→ Given request
Check each line of the listing, and copy it if it contains the word "asuvien".

Dataset records start

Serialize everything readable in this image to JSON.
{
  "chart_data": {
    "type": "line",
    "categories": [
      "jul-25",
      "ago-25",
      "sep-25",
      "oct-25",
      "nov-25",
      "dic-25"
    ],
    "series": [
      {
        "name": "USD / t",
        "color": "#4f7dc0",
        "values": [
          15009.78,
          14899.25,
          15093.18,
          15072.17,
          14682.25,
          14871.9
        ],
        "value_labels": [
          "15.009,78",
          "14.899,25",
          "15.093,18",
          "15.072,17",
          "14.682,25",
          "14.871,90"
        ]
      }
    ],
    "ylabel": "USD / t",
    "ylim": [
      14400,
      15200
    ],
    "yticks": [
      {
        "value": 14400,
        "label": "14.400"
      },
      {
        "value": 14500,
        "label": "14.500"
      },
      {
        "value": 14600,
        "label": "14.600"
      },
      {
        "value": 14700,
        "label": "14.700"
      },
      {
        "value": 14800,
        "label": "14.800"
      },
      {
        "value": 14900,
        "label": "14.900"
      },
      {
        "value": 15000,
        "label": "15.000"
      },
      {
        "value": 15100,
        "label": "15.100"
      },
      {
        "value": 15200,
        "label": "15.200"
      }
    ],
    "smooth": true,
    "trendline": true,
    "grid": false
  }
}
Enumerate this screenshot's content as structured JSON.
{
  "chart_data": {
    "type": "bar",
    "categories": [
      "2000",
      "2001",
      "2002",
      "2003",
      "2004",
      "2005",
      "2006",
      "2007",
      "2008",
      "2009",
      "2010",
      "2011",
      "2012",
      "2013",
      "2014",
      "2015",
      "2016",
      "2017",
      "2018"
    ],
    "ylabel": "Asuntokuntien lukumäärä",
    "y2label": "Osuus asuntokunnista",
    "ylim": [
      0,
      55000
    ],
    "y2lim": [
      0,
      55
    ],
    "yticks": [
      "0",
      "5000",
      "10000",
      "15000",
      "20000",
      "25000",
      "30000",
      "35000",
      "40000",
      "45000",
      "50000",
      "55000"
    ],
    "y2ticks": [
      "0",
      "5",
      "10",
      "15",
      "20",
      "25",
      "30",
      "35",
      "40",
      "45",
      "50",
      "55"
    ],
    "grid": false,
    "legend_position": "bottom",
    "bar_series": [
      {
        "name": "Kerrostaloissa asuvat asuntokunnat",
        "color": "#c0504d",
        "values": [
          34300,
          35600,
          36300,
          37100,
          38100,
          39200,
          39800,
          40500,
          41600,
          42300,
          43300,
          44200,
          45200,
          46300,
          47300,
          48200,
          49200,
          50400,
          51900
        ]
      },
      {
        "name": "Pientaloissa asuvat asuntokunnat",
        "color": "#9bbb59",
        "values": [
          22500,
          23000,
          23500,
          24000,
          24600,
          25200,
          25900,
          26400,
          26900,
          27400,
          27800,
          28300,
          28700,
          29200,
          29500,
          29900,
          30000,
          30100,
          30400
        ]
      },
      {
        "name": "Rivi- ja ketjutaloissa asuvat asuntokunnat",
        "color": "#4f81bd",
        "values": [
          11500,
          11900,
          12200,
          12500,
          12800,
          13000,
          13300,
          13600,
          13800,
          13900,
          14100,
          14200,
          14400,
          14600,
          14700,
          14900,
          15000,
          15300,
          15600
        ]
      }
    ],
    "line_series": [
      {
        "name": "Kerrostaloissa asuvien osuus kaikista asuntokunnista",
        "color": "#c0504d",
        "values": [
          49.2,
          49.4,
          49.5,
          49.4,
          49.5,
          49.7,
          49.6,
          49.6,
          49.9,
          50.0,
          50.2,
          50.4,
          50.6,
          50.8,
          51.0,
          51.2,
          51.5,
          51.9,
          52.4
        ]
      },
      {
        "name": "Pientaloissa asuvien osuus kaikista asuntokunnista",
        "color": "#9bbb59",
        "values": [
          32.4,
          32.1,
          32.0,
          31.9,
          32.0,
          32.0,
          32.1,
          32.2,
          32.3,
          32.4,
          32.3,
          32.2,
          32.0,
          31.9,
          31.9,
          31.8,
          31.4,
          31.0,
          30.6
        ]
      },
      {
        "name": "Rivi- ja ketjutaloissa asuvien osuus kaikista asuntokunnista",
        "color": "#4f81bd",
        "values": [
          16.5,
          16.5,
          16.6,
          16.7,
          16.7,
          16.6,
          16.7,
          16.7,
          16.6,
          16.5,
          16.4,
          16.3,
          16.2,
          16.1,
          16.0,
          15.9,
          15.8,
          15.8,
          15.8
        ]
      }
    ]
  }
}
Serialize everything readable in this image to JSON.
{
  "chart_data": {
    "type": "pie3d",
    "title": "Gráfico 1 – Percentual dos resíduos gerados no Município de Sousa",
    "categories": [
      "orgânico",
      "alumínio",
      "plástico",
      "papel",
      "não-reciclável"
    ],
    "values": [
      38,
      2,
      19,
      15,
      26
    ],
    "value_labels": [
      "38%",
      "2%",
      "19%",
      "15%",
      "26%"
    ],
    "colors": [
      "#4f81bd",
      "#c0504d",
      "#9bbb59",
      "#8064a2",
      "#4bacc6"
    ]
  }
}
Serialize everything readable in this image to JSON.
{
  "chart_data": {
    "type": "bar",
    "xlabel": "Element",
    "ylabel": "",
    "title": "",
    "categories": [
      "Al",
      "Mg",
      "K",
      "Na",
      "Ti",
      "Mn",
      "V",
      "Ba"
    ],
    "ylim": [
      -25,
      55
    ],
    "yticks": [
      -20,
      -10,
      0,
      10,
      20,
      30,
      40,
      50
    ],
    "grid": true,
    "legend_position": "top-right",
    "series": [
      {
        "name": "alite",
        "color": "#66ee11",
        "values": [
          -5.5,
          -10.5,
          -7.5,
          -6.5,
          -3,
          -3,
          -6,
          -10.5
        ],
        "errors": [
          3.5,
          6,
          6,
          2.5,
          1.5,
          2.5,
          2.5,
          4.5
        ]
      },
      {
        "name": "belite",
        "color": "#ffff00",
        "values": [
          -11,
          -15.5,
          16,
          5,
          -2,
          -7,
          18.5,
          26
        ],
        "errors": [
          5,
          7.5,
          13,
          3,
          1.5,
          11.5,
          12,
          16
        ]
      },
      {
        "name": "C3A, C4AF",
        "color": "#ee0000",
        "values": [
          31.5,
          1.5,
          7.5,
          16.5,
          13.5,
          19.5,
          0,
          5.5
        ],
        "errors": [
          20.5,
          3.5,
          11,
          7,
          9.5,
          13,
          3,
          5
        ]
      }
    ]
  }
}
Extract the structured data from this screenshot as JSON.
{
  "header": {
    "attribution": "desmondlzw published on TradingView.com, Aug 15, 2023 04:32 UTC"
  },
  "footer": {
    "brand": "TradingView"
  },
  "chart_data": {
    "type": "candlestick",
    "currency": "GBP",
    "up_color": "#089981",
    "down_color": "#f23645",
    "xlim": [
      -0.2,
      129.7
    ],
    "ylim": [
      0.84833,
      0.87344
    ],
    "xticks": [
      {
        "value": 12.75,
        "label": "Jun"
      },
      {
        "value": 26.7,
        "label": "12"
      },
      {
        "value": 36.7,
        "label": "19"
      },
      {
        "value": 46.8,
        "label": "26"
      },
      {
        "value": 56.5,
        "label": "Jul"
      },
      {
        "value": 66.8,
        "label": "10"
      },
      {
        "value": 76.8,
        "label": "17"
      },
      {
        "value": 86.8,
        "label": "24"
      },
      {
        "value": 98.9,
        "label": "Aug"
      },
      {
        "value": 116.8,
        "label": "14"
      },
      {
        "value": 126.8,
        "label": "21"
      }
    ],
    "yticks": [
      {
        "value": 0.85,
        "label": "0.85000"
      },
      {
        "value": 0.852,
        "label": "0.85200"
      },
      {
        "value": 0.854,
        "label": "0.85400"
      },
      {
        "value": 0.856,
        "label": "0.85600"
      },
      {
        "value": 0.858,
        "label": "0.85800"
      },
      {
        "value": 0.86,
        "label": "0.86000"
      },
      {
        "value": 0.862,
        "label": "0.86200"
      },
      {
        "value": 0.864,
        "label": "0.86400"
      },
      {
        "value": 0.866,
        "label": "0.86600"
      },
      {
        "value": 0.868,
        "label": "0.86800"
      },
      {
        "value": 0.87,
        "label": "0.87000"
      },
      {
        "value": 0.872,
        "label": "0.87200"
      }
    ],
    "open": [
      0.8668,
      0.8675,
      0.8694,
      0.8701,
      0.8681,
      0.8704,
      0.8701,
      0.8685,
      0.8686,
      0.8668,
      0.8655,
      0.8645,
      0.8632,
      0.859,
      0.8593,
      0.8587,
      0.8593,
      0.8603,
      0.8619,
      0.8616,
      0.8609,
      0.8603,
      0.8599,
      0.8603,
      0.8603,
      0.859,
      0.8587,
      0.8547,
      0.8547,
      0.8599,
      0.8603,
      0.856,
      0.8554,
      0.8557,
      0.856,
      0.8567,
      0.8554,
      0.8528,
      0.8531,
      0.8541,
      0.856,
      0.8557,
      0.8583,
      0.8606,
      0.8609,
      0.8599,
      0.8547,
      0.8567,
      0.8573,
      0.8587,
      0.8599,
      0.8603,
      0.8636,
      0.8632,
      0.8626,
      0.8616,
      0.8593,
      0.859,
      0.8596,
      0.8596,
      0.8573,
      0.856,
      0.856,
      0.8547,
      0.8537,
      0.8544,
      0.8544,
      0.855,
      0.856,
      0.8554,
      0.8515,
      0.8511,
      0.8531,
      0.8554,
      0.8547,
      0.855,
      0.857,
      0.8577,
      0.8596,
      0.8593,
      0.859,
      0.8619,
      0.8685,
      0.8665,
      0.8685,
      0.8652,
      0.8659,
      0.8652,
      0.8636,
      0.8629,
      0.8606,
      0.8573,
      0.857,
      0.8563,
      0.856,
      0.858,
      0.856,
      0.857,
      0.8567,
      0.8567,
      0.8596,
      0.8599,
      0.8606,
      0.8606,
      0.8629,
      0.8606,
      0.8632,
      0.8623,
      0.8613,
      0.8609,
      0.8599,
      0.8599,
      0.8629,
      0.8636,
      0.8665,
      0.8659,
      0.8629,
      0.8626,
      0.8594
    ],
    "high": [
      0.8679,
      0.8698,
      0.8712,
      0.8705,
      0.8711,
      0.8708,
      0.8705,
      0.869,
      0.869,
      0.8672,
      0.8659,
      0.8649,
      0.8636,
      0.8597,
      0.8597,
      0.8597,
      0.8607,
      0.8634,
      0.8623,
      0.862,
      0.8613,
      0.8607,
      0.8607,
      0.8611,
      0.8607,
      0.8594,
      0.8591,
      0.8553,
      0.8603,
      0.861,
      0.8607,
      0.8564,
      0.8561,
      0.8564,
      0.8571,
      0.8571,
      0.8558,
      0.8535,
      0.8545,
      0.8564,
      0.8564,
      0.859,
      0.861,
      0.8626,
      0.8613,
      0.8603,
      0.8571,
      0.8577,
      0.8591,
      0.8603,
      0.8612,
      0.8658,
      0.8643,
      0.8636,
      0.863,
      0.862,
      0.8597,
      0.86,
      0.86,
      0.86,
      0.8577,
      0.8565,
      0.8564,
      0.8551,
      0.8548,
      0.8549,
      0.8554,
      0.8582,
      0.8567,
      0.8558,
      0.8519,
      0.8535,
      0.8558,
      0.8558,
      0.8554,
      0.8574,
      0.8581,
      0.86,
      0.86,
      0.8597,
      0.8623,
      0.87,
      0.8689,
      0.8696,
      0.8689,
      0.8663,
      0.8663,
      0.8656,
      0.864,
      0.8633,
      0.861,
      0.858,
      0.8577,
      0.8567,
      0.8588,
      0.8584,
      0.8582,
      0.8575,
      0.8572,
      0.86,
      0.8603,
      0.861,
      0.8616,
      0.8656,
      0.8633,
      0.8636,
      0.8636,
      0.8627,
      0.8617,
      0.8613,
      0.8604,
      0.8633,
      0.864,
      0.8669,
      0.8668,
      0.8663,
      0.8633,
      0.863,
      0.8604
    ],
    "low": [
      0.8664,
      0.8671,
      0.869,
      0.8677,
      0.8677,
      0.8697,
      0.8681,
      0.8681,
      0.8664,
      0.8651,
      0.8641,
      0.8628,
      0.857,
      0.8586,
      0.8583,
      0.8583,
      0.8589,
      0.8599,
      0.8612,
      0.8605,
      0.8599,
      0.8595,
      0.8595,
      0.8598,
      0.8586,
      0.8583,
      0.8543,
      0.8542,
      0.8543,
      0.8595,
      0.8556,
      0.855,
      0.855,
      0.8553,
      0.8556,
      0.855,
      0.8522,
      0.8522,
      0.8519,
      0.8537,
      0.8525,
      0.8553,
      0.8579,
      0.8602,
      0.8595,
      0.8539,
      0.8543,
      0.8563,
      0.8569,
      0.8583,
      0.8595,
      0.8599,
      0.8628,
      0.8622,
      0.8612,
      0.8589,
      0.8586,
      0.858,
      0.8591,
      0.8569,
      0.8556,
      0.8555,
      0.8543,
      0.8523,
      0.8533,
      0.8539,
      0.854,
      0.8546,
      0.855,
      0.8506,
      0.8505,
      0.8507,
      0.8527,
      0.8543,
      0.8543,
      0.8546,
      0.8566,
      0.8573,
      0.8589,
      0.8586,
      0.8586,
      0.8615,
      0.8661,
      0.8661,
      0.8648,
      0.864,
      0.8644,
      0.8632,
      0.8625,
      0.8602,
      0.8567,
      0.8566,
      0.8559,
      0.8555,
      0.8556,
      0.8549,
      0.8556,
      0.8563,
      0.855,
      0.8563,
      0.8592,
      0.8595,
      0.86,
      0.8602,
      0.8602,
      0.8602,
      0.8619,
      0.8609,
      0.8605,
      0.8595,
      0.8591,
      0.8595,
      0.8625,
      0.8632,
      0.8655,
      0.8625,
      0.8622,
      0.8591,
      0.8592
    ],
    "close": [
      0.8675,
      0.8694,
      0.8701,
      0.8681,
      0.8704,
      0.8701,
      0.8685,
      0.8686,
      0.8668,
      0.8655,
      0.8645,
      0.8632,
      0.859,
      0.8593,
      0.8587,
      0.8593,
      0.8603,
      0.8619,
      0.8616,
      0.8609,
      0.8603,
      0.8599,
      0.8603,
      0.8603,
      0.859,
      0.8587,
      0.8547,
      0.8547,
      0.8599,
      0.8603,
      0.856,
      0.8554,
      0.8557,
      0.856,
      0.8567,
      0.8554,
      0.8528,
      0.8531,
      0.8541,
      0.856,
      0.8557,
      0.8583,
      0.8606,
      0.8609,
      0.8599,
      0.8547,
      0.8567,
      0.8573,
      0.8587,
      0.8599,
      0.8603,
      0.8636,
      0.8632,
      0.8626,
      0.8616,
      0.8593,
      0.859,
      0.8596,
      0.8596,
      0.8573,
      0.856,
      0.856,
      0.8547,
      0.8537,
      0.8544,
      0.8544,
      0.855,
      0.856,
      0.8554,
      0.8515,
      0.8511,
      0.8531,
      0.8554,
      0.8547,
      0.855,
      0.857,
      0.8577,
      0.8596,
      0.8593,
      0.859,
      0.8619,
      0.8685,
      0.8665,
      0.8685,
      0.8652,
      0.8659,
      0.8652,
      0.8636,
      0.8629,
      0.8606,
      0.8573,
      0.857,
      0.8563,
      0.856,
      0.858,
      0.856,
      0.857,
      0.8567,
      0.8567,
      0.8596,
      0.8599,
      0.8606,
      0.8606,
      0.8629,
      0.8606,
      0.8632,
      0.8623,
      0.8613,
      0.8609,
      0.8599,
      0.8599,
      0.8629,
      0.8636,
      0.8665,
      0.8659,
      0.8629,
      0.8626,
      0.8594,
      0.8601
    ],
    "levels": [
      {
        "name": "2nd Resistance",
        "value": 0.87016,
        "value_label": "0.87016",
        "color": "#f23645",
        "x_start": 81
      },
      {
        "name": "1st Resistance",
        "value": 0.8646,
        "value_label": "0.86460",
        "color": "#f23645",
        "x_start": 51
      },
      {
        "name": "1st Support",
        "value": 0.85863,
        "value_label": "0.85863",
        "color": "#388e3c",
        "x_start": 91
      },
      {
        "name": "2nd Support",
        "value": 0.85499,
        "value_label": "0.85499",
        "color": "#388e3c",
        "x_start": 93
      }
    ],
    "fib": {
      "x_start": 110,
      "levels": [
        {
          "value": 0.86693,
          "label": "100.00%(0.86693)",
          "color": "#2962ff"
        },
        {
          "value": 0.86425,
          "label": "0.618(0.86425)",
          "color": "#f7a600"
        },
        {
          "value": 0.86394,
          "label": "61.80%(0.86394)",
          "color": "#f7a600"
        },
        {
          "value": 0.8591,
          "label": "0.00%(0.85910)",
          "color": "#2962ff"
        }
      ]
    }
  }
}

Dataset records end

→ Task output
        "name": "Kerrostaloissa asuvien osuus kaikista asuntokunnista",
        "name": "Pientaloissa asuvien osuus kaikista asuntokunnista",
        "name": "Rivi- ja ketjutaloissa asuvien osuus kaikista asuntokunnista",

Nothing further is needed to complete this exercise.